- [The records]
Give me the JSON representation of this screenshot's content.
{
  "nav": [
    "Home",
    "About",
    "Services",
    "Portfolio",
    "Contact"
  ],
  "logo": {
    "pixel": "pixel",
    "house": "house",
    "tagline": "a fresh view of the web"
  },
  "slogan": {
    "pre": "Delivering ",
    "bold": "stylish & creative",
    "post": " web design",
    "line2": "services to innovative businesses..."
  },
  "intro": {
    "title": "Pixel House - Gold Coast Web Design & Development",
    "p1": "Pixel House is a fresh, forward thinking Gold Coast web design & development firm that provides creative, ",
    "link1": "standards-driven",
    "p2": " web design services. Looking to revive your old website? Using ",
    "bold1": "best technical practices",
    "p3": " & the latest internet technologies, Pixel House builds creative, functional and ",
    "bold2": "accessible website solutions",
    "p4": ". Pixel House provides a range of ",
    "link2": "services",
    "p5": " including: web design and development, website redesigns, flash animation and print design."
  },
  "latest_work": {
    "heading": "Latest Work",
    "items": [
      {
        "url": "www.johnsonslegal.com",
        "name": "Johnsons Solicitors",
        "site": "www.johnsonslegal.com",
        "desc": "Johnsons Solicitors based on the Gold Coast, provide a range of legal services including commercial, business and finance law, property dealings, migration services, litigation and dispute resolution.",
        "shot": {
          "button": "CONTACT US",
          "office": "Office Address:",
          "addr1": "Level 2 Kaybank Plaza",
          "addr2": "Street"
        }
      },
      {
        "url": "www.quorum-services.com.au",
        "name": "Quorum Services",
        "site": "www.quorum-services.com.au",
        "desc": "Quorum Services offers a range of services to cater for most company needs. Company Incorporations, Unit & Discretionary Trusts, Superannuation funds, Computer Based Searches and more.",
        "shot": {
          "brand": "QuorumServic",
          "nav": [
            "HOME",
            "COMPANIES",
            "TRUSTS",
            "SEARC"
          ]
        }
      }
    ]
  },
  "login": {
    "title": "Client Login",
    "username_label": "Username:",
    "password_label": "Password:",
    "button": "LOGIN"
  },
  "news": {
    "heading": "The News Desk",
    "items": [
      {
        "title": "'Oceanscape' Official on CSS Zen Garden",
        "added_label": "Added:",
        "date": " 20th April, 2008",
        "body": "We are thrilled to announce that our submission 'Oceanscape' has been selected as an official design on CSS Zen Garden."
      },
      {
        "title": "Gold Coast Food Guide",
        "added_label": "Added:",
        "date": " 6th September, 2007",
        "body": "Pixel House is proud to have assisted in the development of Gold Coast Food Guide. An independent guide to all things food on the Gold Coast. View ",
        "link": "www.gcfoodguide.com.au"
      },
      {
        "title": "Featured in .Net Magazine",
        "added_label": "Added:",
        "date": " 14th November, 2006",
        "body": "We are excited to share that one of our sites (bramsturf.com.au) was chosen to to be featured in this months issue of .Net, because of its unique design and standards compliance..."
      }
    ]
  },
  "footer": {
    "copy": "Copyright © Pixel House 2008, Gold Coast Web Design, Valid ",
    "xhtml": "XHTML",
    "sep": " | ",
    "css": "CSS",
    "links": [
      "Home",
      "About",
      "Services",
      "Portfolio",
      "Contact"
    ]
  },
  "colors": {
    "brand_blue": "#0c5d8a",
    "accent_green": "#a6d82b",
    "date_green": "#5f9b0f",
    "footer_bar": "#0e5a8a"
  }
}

- [Required task]
Check each line in the records for the word "that" and say how many have it, with nothing else.

- [Written response]
3